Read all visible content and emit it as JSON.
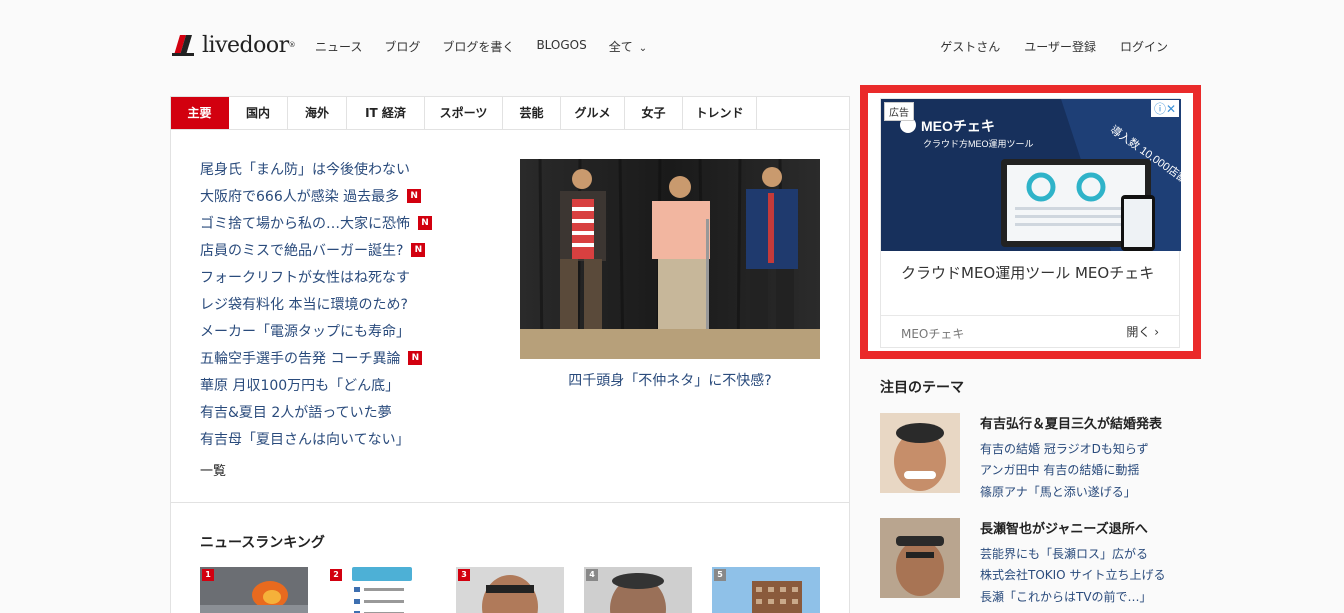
{
  "header": {
    "logo_text": "livedoor",
    "nav": [
      "ニュース",
      "ブログ",
      "ブログを書く",
      "BLOGOS",
      "全て"
    ],
    "user_nav": [
      "ゲストさん",
      "ユーザー登録",
      "ログイン"
    ]
  },
  "tabs": [
    "主要",
    "国内",
    "海外",
    "IT 経済",
    "スポーツ",
    "芸能",
    "グルメ",
    "女子",
    "トレンド"
  ],
  "headlines": [
    {
      "text": "尾身氏「まん防」は今後使わない",
      "new": false
    },
    {
      "text": "大阪府で666人が感染 過去最多",
      "new": true
    },
    {
      "text": "ゴミ捨て場から私の…大家に恐怖",
      "new": true
    },
    {
      "text": "店員のミスで絶品バーガー誕生?",
      "new": true
    },
    {
      "text": "フォークリフトが女性はね死なす",
      "new": false
    },
    {
      "text": "レジ袋有料化 本当に環境のため?",
      "new": false
    },
    {
      "text": "メーカー「電源タップにも寿命」",
      "new": false
    },
    {
      "text": "五輪空手選手の告発 コーチ異論",
      "new": true
    },
    {
      "text": "華原 月収100万円も「どん底」",
      "new": false
    },
    {
      "text": "有吉&夏目 2人が語っていた夢",
      "new": false
    },
    {
      "text": "有吉母「夏目さんは向いてない」",
      "new": false
    }
  ],
  "new_badge": "N",
  "more_label": "一覧",
  "feature_caption": "四千頭身「不仲ネタ」に不快感?",
  "ranking": {
    "title": "ニュースランキング",
    "numbers": [
      "1",
      "2",
      "3",
      "4",
      "5"
    ]
  },
  "ad": {
    "badge": "広告",
    "brand": "MEOチェキ",
    "tagline": "クラウド方MEO運用ツール",
    "banner_note": "導入数 10,000店舗",
    "headline": "クラウドMEO運用ツール MEOチェキ",
    "sponsor": "MEOチェキ",
    "open_label": "開く"
  },
  "themes": {
    "title": "注目のテーマ",
    "items": [
      {
        "head": "有吉弘行＆夏目三久が結婚発表",
        "links": [
          "有吉の結婚 冠ラジオDも知らず",
          "アンガ田中 有吉の結婚に動揺",
          "篠原アナ「馬と添い遂げる」"
        ]
      },
      {
        "head": "長瀬智也がジャニーズ退所へ",
        "links": [
          "芸能界にも「長瀬ロス」広がる",
          "株式会社TOKIO サイト立ち上げる",
          "長瀬「これからはTVの前で…」"
        ]
      }
    ]
  },
  "colors": {
    "accent": "#d2000f",
    "ad_border": "#ea2a2a",
    "link": "#2a4b7c"
  }
}
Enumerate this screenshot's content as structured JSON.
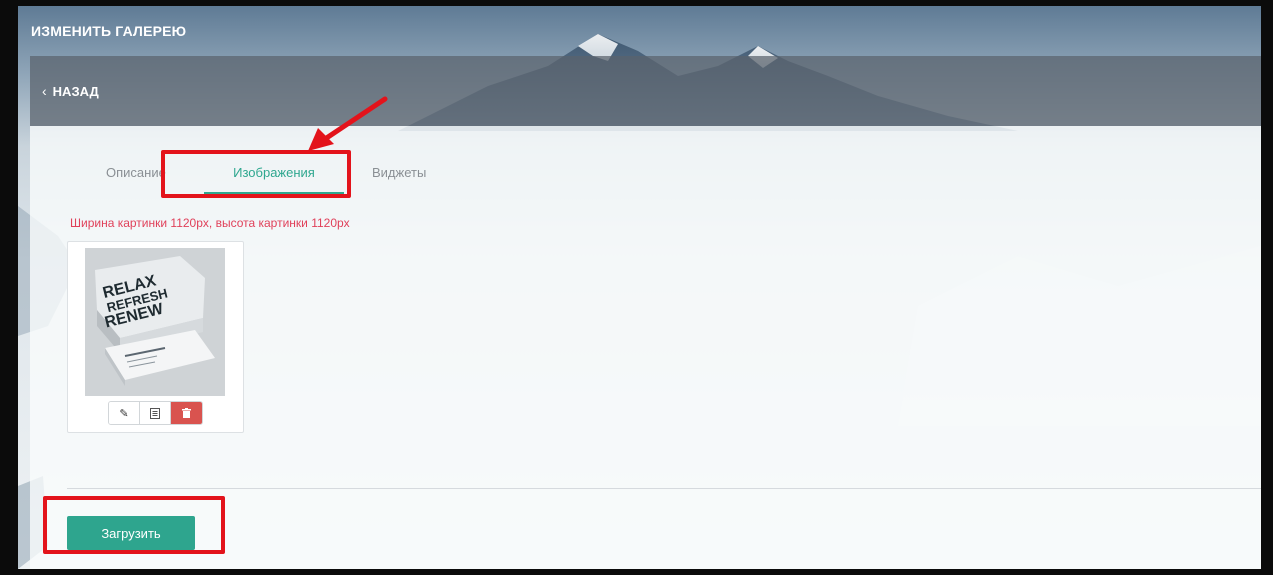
{
  "header": {
    "title": "ИЗМЕНИТЬ ГАЛЕРЕЮ"
  },
  "nav": {
    "back_label": "НАЗАД",
    "back_icon": "chevron-left-icon"
  },
  "tabs": [
    {
      "label": "Описание",
      "active": false
    },
    {
      "label": "Изображения",
      "active": true
    },
    {
      "label": "Виджеты",
      "active": false
    }
  ],
  "images_section": {
    "hint": "Ширина картинки 1120px, высота картинки 1120px",
    "thumbnail": {
      "headline_lines": [
        "RELAX",
        "REFRESH",
        "RENEW"
      ],
      "actions": [
        {
          "name": "edit",
          "icon": "pencil-icon"
        },
        {
          "name": "details",
          "icon": "form-icon"
        },
        {
          "name": "delete",
          "icon": "trash-icon"
        }
      ]
    }
  },
  "footer": {
    "upload_label": "Загрузить"
  },
  "colors": {
    "accent": "#2ea58e",
    "hint": "#e0415a",
    "danger": "#d9534f",
    "annotation": "#e3131b"
  }
}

--

- Given problem
Every record must be copied exactly, with images dropped from the result.

- Solution for this task
Read all visible content and emit it as JSON.
{
  "header": {
    "logo_text": "livedoor",
    "nav": [
      "ニュース",
      "ブログ",
      "ブログを書く",
      "BLOGOS",
      "全て"
    ],
    "user_nav": [
      "ゲストさん",
      "ユーザー登録",
      "ログイン"
    ]
  },
  "tabs": [
    "主要",
    "国内",
    "海外",
    "IT 経済",
    "スポーツ",
    "芸能",
    "グルメ",
    "女子",
    "トレンド"
  ],
  "headlines": [
    {
      "text": "尾身氏「まん防」は今後使わない",
      "new": false
    },
    {
      "text": "大阪府で666人が感染 過去最多",
      "new": true
    },
    {
      "text": "ゴミ捨て場から私の…大家に恐怖",
      "new": true
    },
    {
      "text": "店員のミスで絶品バーガー誕生?",
      "new": true
    },
    {
      "text": "フォークリフトが女性はね死なす",
      "new": false
    },
    {
      "text": "レジ袋有料化 本当に環境のため?",
      "new": false
    },
    {
      "text": "メーカー「電源タップにも寿命」",
      "new": false
    },
    {
      "text": "五輪空手選手の告発 コーチ異論",
      "new": true
    },
    {
      "text": "華原 月収100万円も「どん底」",
      "new": false
    },
    {
      "text": "有吉&夏目 2人が語っていた夢",
      "new": false
    },
    {
      "text": "有吉母「夏目さんは向いてない」",
      "new": false
    }
  ],
  "new_badge": "N",
  "more_label": "一覧",
  "feature_caption": "四千頭身「不仲ネタ」に不快感?",
  "ranking": {
    "title": "ニュースランキング",
    "numbers": [
      "1",
      "2",
      "3",
      "4",
      "5"
    ]
  },
  "ad": {
    "badge": "広告",
    "brand": "MEOチェキ",
    "tagline": "クラウド方MEO運用ツール",
    "banner_note": "導入数 10,000店舗",
    "headline": "クラウドMEO運用ツール MEOチェキ",
    "sponsor": "MEOチェキ",
    "open_label": "開く"
  },
  "themes": {
    "title": "注目のテーマ",
    "items": [
      {
        "head": "有吉弘行＆夏目三久が結婚発表",
        "links": [
          "有吉の結婚 冠ラジオDも知らず",
          "アンガ田中 有吉の結婚に動揺",
          "篠原アナ「馬と添い遂げる」"
        ]
      },
      {
        "head": "長瀬智也がジャニーズ退所へ",
        "links": [
          "芸能界にも「長瀬ロス」広がる",
          "株式会社TOKIO サイト立ち上げる",
          "長瀬「これからはTVの前で…」"
        ]
      }
    ]
  },
  "colors": {
    "accent": "#d2000f",
    "ad_border": "#ea2a2a",
    "link": "#2a4b7c"
  }
}
Enumerate this screenshot's content as structured JSON.
{
  "header": {
    "title": "ИЗМЕНИТЬ ГАЛЕРЕЮ"
  },
  "nav": {
    "back_label": "НАЗАД",
    "back_icon": "chevron-left-icon"
  },
  "tabs": [
    {
      "label": "Описание",
      "active": false
    },
    {
      "label": "Изображения",
      "active": true
    },
    {
      "label": "Виджеты",
      "active": false
    }
  ],
  "images_section": {
    "hint": "Ширина картинки 1120px, высота картинки 1120px",
    "thumbnail": {
      "headline_lines": [
        "RELAX",
        "REFRESH",
        "RENEW"
      ],
      "actions": [
        {
          "name": "edit",
          "icon": "pencil-icon"
        },
        {
          "name": "details",
          "icon": "form-icon"
        },
        {
          "name": "delete",
          "icon": "trash-icon"
        }
      ]
    }
  },
  "footer": {
    "upload_label": "Загрузить"
  },
  "colors": {
    "accent": "#2ea58e",
    "hint": "#e0415a",
    "danger": "#d9534f",
    "annotation": "#e3131b"
  }
}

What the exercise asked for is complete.